Dataset entries
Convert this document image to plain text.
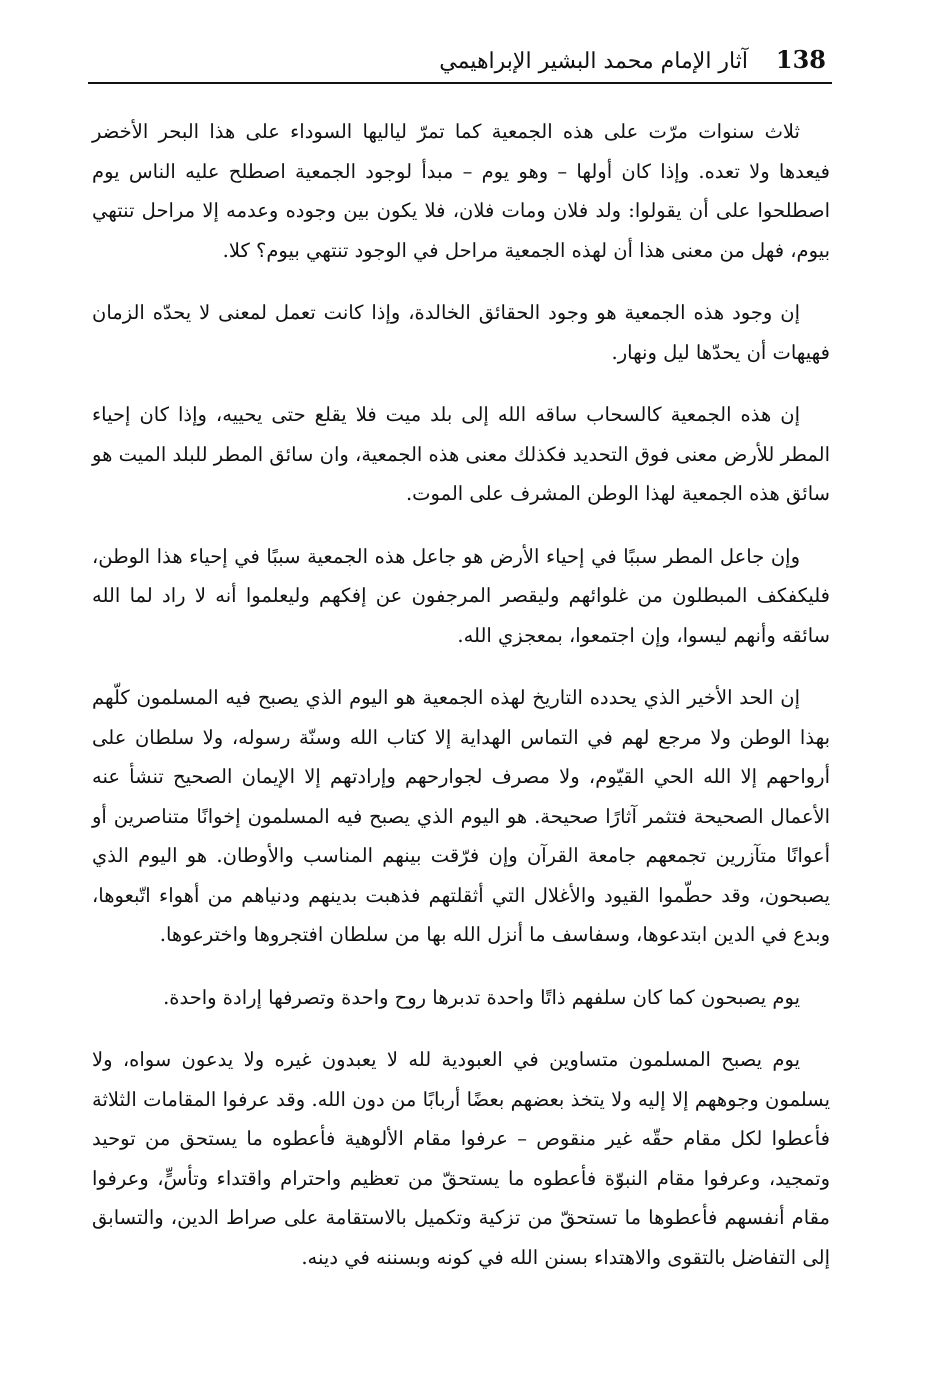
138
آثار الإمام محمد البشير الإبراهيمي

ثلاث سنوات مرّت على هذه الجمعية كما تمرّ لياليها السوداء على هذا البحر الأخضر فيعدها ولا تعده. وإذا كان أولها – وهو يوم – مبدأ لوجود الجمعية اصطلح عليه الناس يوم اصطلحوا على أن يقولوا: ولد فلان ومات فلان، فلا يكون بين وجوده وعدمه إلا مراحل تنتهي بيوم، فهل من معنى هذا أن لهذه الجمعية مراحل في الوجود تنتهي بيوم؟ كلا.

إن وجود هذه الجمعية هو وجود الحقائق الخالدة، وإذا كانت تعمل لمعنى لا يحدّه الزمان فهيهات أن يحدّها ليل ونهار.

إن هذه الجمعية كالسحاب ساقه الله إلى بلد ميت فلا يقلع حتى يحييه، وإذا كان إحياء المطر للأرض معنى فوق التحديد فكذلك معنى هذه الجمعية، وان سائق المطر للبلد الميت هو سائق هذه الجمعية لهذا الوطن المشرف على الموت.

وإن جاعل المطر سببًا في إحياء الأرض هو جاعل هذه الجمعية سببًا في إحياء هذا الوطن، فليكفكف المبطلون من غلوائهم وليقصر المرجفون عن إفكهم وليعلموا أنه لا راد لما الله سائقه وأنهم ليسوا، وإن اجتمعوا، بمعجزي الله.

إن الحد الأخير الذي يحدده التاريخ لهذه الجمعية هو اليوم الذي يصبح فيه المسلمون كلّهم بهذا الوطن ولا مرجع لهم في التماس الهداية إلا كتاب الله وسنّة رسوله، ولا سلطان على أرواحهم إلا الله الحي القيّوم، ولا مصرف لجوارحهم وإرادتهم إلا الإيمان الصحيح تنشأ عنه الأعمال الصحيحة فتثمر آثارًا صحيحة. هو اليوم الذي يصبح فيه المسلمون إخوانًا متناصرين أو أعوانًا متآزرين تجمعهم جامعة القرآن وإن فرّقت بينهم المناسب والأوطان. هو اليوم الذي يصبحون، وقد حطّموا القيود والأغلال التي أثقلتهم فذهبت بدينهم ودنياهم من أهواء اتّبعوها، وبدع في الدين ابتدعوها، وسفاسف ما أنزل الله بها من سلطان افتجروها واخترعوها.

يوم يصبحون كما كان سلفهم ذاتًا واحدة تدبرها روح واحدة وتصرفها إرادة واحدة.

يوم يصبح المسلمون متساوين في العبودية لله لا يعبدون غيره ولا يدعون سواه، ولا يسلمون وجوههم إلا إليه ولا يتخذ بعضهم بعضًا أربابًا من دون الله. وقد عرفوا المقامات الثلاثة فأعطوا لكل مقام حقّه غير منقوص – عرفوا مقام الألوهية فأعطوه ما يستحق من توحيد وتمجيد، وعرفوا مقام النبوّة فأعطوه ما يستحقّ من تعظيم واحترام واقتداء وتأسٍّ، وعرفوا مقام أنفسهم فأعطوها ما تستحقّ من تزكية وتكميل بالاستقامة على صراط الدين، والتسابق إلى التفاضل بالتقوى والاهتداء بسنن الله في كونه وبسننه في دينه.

...

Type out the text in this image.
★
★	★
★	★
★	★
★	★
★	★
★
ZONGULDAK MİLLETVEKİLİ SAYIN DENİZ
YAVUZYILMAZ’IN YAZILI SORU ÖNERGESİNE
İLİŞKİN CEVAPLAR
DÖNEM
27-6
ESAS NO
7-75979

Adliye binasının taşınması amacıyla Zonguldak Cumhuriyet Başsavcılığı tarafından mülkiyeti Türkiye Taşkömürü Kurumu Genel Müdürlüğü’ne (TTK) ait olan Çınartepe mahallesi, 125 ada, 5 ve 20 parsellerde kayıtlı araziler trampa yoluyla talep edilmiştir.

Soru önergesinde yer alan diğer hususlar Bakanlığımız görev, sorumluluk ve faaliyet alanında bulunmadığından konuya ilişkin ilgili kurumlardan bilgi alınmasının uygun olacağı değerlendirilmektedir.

What the task requires —
Copy out every line of the data that includes the word "وإذا".

Output below —
ثلاث سنوات مرّت على هذه الجمعية كما تمرّ لياليها السوداء على هذا البحر الأخضر فيعدها ولا تعده. وإذا كان أولها – وهو يوم – مبدأ لوجود الجمعية اصطلح عليه الناس يوم اصطلحوا على أن يقولوا: ولد فلان ومات فلان، فلا يكون بين وجوده وعدمه إلا مراحل تنتهي بيوم، فهل من معنى هذا أن لهذه الجمعية مراحل في الوجود تنتهي بيوم؟ كلا.
إن وجود هذه الجمعية هو وجود الحقائق الخالدة، وإذا كانت تعمل لمعنى لا يحدّه الزمان فهيهات أن يحدّها ليل ونهار.
إن هذه الجمعية كالسحاب ساقه الله إلى بلد ميت فلا يقلع حتى يحييه، وإذا كان إحياء المطر للأرض معنى فوق التحديد فكذلك معنى هذه الجمعية، وان سائق المطر للبلد الميت هو سائق هذه الجمعية لهذا الوطن المشرف على الموت.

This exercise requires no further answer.